TEXTE À LIRE:
============
L’une des conséquences de l’articulation entre la recherche et l’exposition est que cette dernière est l’occasion de diverses manifestations scientifiques : des colloques, et, surtout, un catalogue scientifique auquel vont contribuer des spécialistes du sujet, et qui a vocation à servir de référence. Par nature, l’exposition scientifique s’appuie sur l’existence d’une communautés de spécialistes et d’érudits capables d’écrire sur le sujet. Elle est un trait d’union entre les recherches à haut niveau et le grand public, auquel on restitue un savoir neuf.

Qu’en est-il de la bande dessinée ? Les expositions scientifiques sont en général assez rares ou, du moins, beaucoup moins ambitieuses que ce que l’on trouve dans d’autres disciplines. Elles doivent parfois composer avec l’attitude anti-intellectuel parfois présente chez les amateurs de bande dessinée, qui apprécient qu’on « intellectualise » leur passion dans les disciplines traditionnelles que sont l’histoire, l’esthétique, la sociologie, etc. Elles ont pourtant une forme d’antériorité : Bande dessinée et figuration narrative, à sa manière, est une exposition scientifique, puisqu’elle s’appuie sur une communauté d’érudits et sur leurs travaux. Il me faudrait fouiller un peu la question, étudier plus en détail les expositions proposées dans les festivals de bande dessinée, pour savoir si la logique d’expositions scientifiques, à contenu dense et pédagogique, fruit d’études précises et indépendantes de l’exposition elle-même, ont été maintenu. J’aurais tendance à dire que l’importance de l’enjeu promotionnel et commercial a poussé à remplacer la visée pédagogique par un simple discours laudatif et non-critique, mais cela resterait à vérifier. Certaines expositions du FIBD 2011 pouvaient correspondre à ma définition de l’exposition scientifique, dans des domaines très différents : d’une part l’exposition sur la jeune bande dessinée belge, qui portait la problématique de l’existence ou non d’un nouveau courant homogène d’auteurs belges ; d’autre part l’exposition plus grand public sur les Peanuts, série de Charles Schultz qui fêtait ses soixante ans. Elle s’appuie en partie sur une récente biographie du dessinateur paru en 2007 chez HarperCollins, sous la plume de David Michaelis. Toutefois, pas de publication de catalogue ici.
============
CONSIGNE: Pouvez-vous recopier intégralement le texte sur les expositions scientifiques et la bande dessinée, sans y changer un seul mot ? Le matériel qui vient ensuite est indépendant du texte.

MATÉRIEL FOURNI:
============
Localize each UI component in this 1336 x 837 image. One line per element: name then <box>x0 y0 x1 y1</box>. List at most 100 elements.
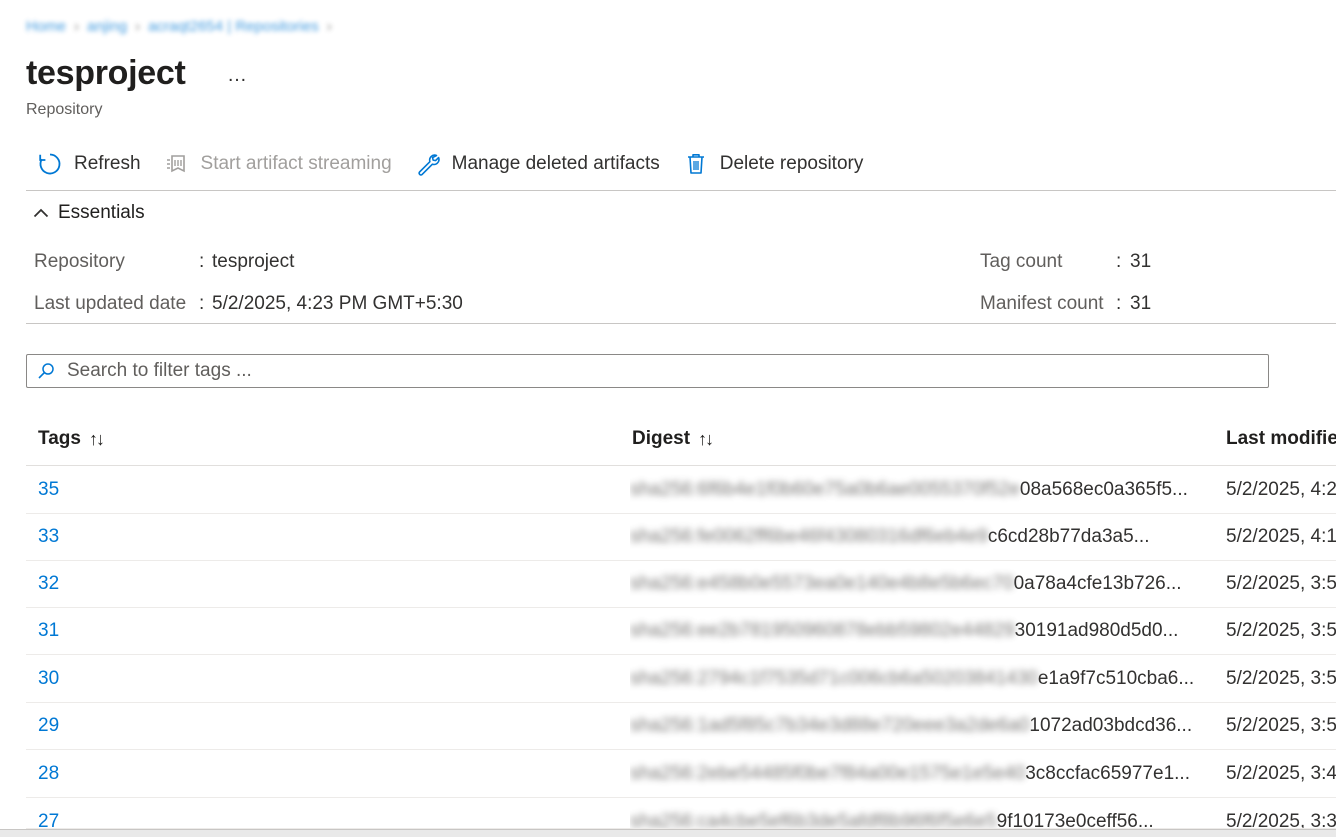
============
RÉPONSE ATTENDUE:
L’une des conséquences de l’articulation entre la recherche et l’exposition est que cette dernière est l’occasion de diverses manifestations scientifiques : des colloques, et, surtout, un catalogue scientifique auquel vont contribuer des spécialistes du sujet, et qui a vocation à servir de référence. Par nature, l’exposition scientifique s’appuie sur l’existence d’une communautés de spécialistes et d’érudits capables d’écrire sur le sujet. Elle est un trait d’union entre les recherches à haut niveau et le grand public, auquel on restitue un savoir neuf.

Qu’en est-il de la bande dessinée ? Les expositions scientifiques sont en général assez rares ou, du moins, beaucoup moins ambitieuses que ce que l’on trouve dans d’autres disciplines. Elles doivent parfois composer avec l’attitude anti-intellectuel parfois présente chez les amateurs de bande dessinée, qui apprécient qu’on « intellectualise » leur passion dans les disciplines traditionnelles que sont l’histoire, l’esthétique, la sociologie, etc. Elles ont pourtant une forme d’antériorité : Bande dessinée et figuration narrative, à sa manière, est une exposition scientifique, puisqu’elle s’appuie sur une communauté d’érudits et sur leurs travaux. Il me faudrait fouiller un peu la question, étudier plus en détail les expositions proposées dans les festivals de bande dessinée, pour savoir si la logique d’expositions scientifiques, à contenu dense et pédagogique, fruit d’études précises et indépendantes de l’exposition elle-même, ont été maintenu. J’aurais tendance à dire que l’importance de l’enjeu promotionnel et commercial a poussé à remplacer la visée pédagogique par un simple discours laudatif et non-critique, mais cela resterait à vérifier. Certaines expositions du FIBD 2011 pouvaient correspondre à ma définition de l’exposition scientifique, dans des domaines très différents : d’une part l’exposition sur la jeune bande dessinée belge, qui portait la problématique de l’existence ou non d’un nouveau courant homogène d’auteurs belges ; d’autre part l’exposition plus grand public sur les Peanuts, série de Charles Schultz qui fêtait ses soixante ans. Elle s’appuie en partie sur une récente biographie du dessinateur paru en 2007 chez HarperCollins, sous la plume de David Michaelis. Toutefois, pas de publication de catalogue ici.